Task instructions: Transcribe the listing exactly, leaving out every picture.

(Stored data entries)
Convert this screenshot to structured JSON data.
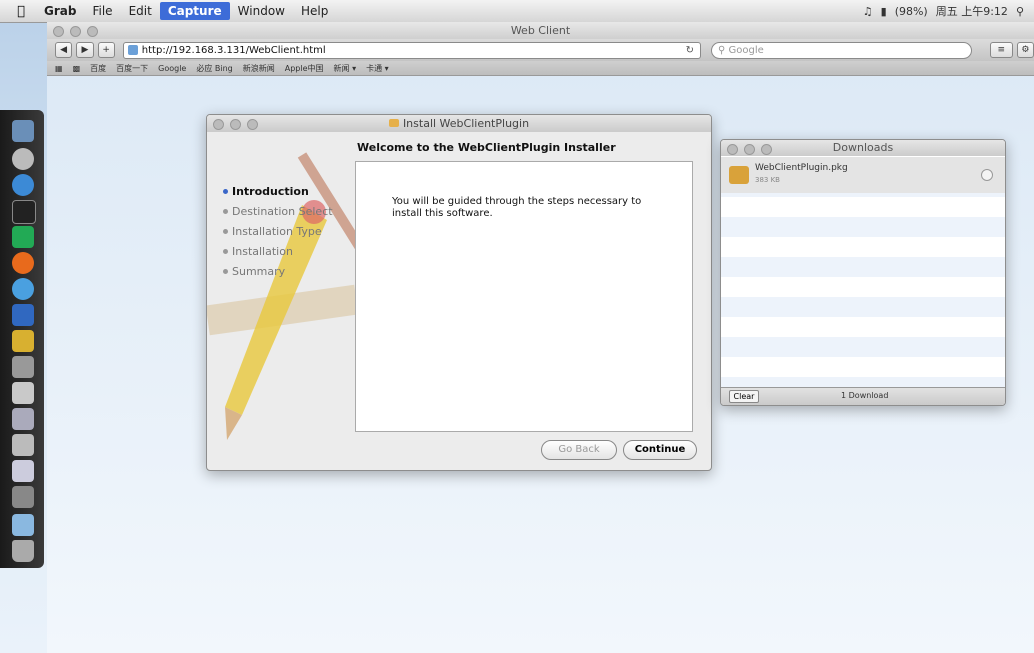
{
  "menubar": {
    "apple": "",
    "items": [
      "Grab",
      "File",
      "Edit",
      "Capture",
      "Window",
      "Help"
    ],
    "battery": "(98%)",
    "clock": "周五 上午9:12"
  },
  "browser": {
    "title": "Web Client",
    "url": "http://192.168.3.131/WebClient.html",
    "search_placeholder": "Google",
    "bookmarks": [
      "百度",
      "百度一下",
      "Google",
      "必应 Bing",
      "新浪新闻",
      "Apple中国",
      "新闻 ▾",
      "卡通 ▾"
    ]
  },
  "installer": {
    "title": "Install WebClientPlugin",
    "heading": "Welcome to the WebClientPlugin Installer",
    "steps": [
      "Introduction",
      "Destination Select",
      "Installation Type",
      "Installation",
      "Summary"
    ],
    "body": "You will be guided through the steps necessary to install this software.",
    "go_back": "Go Back",
    "continue": "Continue"
  },
  "downloads": {
    "title": "Downloads",
    "item_name": "WebClientPlugin.pkg",
    "item_size": "383 KB",
    "clear": "Clear",
    "count": "1 Download"
  }
}
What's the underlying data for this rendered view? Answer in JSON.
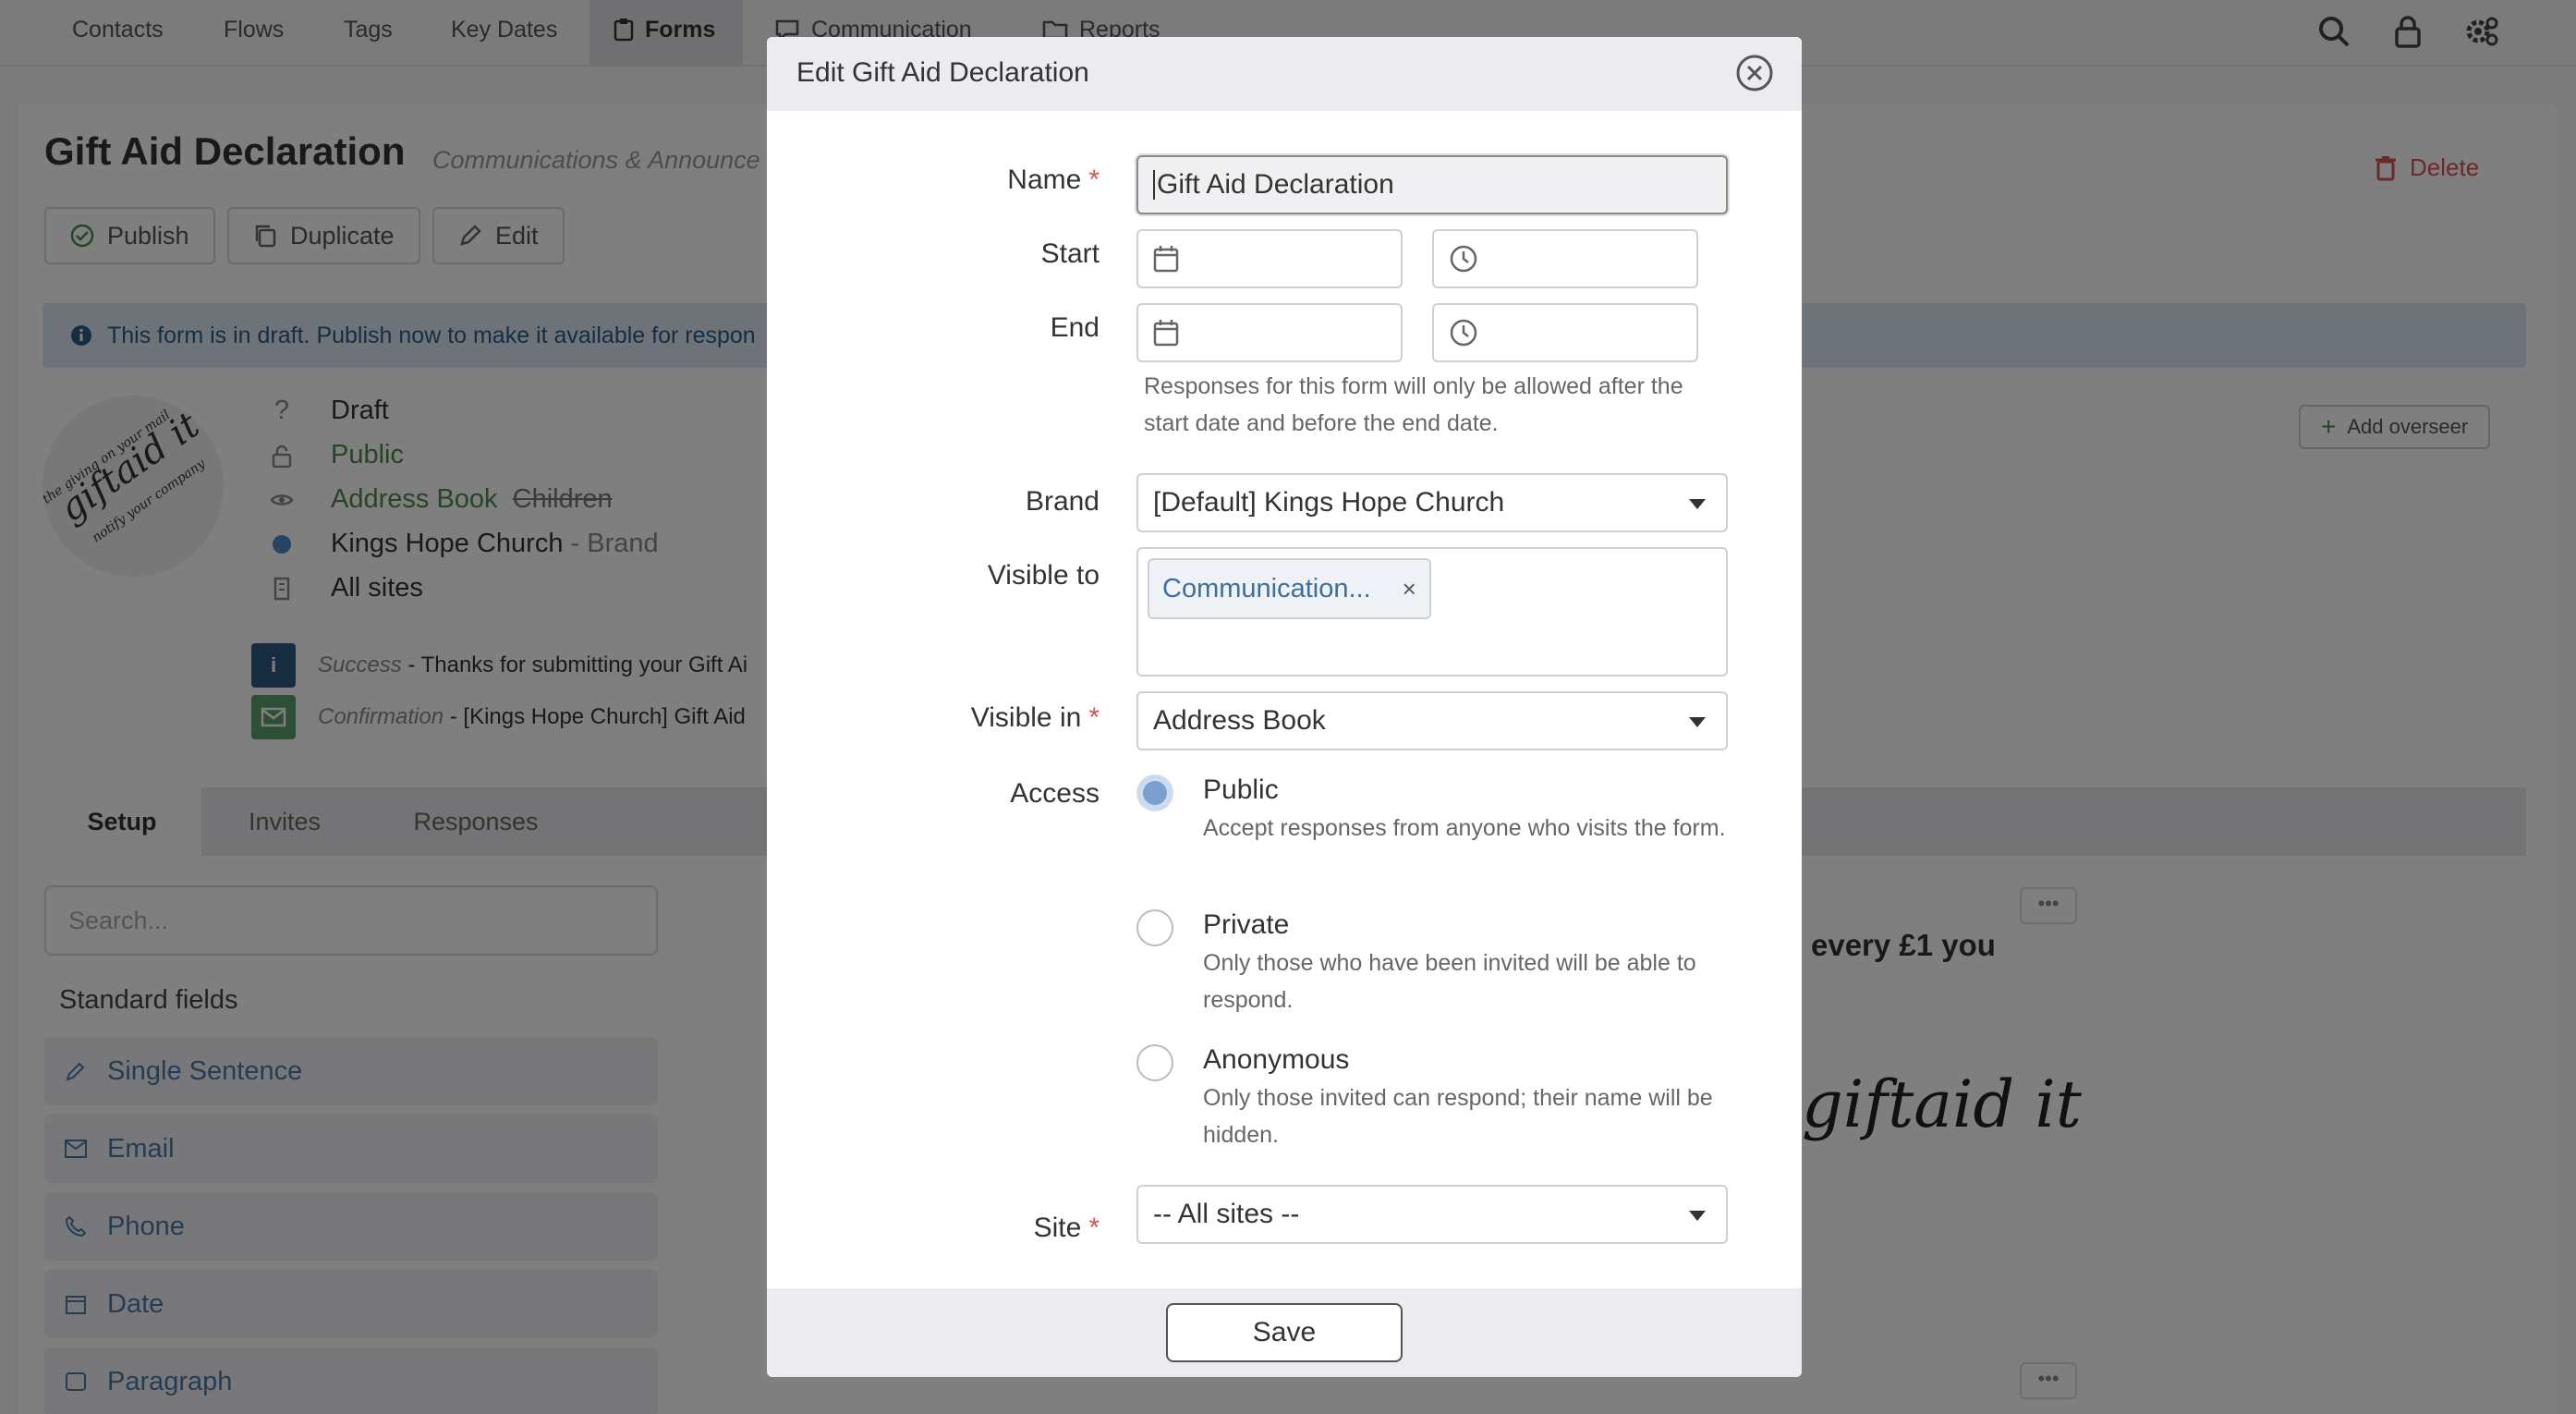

Written answer:
Convert this screenshot to structured JSON data.
{
  "menubar": {
    "apple": "",
    "items": [
      "Grab",
      "File",
      "Edit",
      "Capture",
      "Window",
      "Help"
    ],
    "battery": "(98%)",
    "clock": "周五 上午9:12"
  },
  "browser": {
    "title": "Web Client",
    "url": "http://192.168.3.131/WebClient.html",
    "search_placeholder": "Google",
    "bookmarks": [
      "百度",
      "百度一下",
      "Google",
      "必应 Bing",
      "新浪新闻",
      "Apple中国",
      "新闻 ▾",
      "卡通 ▾"
    ]
  },
  "installer": {
    "title": "Install WebClientPlugin",
    "heading": "Welcome to the WebClientPlugin Installer",
    "steps": [
      "Introduction",
      "Destination Select",
      "Installation Type",
      "Installation",
      "Summary"
    ],
    "body": "You will be guided through the steps necessary to install this software.",
    "go_back": "Go Back",
    "continue": "Continue"
  },
  "downloads": {
    "title": "Downloads",
    "item_name": "WebClientPlugin.pkg",
    "item_size": "383 KB",
    "clear": "Clear",
    "count": "1 Download"
  }
}
What's the underlying data for this rendered view? Answer in JSON.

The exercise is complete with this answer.